Start of Material provided

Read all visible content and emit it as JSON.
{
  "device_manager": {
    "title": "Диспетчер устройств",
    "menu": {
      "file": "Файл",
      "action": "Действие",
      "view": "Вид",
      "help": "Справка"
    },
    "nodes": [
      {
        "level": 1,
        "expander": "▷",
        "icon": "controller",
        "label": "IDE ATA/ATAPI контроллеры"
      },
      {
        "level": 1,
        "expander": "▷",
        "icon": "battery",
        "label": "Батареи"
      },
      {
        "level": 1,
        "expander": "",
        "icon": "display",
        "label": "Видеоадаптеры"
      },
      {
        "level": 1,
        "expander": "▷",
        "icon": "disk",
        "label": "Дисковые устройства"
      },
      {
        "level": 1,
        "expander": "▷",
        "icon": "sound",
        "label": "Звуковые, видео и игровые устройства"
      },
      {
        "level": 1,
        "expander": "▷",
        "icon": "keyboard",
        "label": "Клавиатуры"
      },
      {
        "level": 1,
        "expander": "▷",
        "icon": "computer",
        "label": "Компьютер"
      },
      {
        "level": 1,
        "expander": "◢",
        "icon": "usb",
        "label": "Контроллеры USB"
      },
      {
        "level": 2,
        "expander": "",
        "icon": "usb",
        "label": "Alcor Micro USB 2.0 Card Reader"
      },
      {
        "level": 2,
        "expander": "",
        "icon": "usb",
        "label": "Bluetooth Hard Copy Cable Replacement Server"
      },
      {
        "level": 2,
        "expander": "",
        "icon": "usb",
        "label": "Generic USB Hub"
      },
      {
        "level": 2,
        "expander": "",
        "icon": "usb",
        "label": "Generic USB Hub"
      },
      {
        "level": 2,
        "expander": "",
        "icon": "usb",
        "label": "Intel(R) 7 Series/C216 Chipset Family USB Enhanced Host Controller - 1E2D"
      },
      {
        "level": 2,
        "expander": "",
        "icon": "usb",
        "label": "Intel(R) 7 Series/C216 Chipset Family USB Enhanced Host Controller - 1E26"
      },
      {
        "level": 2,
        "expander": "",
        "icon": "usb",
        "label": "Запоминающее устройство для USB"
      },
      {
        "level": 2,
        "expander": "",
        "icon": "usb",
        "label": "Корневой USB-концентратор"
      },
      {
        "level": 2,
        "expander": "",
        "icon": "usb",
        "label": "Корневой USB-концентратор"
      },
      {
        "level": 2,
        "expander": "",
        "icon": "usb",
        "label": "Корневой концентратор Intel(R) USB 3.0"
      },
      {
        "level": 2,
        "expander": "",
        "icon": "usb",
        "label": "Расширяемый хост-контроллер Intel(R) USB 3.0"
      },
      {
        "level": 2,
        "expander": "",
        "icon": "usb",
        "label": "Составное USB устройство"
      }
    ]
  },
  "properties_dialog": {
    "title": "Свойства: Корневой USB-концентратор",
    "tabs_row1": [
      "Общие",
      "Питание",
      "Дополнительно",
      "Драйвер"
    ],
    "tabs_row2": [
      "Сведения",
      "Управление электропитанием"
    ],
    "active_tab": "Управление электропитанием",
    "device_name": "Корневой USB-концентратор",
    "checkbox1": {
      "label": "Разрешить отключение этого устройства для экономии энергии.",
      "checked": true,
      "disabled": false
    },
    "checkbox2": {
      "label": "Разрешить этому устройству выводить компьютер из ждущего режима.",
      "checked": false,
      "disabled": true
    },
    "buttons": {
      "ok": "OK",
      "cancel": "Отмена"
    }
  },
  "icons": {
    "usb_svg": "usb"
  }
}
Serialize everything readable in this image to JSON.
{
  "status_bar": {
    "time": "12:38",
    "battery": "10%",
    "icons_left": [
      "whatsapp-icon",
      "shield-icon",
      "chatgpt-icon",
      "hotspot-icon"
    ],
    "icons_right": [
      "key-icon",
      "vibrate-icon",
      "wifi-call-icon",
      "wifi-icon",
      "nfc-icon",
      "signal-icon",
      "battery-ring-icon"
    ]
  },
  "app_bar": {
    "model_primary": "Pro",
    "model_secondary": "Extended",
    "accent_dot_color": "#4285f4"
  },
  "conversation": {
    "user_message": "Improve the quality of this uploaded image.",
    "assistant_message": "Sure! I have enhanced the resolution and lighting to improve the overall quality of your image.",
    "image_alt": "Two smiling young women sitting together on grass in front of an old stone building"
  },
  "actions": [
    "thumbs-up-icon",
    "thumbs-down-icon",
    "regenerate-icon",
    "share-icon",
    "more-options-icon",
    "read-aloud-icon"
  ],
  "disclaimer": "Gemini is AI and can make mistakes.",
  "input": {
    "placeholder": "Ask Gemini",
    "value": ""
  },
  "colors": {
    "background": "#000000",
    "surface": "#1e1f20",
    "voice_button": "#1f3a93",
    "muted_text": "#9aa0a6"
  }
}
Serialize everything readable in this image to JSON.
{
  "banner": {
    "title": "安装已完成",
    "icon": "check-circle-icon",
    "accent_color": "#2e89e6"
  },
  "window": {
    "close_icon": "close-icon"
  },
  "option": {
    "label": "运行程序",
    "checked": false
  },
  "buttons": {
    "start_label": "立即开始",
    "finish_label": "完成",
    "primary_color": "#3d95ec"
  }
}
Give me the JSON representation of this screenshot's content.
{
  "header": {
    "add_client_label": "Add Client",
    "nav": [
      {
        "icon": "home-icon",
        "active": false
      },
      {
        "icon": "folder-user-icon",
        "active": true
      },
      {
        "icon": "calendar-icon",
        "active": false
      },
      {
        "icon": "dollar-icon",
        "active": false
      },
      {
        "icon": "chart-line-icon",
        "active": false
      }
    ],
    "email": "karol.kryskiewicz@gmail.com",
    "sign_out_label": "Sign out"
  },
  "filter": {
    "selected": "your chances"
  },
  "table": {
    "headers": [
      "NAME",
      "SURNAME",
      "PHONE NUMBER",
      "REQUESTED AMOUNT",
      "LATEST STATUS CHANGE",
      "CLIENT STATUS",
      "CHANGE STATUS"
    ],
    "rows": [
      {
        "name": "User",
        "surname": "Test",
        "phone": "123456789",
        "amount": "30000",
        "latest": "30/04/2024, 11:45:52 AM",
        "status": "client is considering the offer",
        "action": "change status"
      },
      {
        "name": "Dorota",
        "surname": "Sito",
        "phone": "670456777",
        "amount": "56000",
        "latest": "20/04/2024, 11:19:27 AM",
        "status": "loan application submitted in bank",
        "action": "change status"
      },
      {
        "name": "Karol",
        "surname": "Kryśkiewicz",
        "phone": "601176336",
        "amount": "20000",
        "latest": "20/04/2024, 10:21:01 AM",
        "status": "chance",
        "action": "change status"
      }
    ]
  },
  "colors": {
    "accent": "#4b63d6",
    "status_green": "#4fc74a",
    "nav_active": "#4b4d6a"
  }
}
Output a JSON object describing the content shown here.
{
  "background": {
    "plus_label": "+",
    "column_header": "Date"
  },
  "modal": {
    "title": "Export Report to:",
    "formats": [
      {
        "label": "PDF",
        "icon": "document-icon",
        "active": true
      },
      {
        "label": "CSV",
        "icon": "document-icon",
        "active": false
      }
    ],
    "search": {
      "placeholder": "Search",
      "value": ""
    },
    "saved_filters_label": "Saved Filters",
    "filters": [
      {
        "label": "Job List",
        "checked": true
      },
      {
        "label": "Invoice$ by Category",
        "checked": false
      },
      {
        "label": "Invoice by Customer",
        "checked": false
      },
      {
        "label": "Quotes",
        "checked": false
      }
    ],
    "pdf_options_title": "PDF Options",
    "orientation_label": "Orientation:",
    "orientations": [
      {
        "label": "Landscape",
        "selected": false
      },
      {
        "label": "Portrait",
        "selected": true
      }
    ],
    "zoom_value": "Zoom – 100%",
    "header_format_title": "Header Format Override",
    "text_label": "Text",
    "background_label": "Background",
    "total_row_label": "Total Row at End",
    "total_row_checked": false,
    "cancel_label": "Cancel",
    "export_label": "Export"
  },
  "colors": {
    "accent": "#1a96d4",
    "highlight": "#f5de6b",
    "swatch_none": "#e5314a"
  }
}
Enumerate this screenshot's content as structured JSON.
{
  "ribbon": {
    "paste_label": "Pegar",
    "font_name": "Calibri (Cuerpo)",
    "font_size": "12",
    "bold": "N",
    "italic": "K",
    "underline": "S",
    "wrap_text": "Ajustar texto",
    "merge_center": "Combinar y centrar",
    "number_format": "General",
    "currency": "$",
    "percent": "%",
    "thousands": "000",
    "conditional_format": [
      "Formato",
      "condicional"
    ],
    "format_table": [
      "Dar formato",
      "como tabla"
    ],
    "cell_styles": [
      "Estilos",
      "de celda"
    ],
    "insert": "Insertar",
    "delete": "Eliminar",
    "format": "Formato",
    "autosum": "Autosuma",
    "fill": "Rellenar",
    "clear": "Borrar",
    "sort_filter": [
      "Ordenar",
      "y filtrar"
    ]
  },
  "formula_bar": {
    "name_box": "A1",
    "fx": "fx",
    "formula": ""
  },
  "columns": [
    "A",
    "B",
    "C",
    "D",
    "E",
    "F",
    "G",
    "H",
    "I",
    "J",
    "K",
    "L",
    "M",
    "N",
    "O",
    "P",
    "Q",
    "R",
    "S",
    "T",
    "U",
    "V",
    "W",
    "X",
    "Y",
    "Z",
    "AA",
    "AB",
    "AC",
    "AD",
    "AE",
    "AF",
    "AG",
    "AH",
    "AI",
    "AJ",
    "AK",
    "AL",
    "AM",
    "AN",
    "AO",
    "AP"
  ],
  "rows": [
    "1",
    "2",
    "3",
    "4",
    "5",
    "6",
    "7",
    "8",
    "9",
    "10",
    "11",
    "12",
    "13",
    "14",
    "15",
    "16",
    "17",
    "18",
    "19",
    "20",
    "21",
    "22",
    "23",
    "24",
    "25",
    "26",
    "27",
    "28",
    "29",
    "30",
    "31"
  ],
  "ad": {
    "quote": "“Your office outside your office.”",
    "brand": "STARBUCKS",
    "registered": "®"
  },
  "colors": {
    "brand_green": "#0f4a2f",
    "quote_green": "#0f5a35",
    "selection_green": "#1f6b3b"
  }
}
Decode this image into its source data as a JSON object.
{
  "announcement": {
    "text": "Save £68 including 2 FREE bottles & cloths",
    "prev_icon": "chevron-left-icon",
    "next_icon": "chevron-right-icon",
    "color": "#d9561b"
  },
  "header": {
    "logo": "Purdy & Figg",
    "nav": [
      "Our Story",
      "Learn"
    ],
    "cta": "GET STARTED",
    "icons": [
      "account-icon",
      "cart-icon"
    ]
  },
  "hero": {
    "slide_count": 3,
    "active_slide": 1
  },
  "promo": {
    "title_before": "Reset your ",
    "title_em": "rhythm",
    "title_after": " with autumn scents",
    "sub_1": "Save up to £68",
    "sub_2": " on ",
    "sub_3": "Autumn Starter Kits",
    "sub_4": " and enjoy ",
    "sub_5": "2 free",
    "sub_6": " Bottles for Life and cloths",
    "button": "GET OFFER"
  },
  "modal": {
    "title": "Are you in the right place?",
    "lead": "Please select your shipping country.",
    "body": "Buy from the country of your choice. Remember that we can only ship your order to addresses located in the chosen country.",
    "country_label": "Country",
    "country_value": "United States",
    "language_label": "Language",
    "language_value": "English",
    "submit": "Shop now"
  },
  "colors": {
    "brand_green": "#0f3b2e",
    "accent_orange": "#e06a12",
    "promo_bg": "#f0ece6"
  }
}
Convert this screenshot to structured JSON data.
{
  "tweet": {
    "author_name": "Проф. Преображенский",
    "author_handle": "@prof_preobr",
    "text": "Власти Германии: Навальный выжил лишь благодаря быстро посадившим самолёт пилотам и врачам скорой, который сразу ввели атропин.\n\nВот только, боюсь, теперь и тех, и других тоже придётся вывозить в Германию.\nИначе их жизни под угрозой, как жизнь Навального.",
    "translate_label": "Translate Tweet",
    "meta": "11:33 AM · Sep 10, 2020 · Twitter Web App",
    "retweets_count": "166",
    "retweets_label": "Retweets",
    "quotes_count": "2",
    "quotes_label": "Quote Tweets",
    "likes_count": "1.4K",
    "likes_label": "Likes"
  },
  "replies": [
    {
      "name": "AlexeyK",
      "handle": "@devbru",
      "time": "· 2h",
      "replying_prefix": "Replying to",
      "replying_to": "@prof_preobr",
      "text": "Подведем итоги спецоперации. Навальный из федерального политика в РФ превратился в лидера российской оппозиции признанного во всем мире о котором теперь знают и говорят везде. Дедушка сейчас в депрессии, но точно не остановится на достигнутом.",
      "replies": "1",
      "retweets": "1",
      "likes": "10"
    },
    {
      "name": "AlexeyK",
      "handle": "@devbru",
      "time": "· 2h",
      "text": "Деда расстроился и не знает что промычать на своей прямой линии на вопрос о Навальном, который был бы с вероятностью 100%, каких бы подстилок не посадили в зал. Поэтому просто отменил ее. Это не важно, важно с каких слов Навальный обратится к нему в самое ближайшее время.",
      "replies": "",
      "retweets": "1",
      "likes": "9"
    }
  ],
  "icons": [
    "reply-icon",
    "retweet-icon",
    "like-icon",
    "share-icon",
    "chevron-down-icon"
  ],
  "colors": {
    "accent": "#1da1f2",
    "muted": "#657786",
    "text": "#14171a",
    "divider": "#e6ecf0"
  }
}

End of Material provided

Goal of the exercise
Check each line above for the word "концентратор" and give the number of lines that have it, nothing else.

Output
5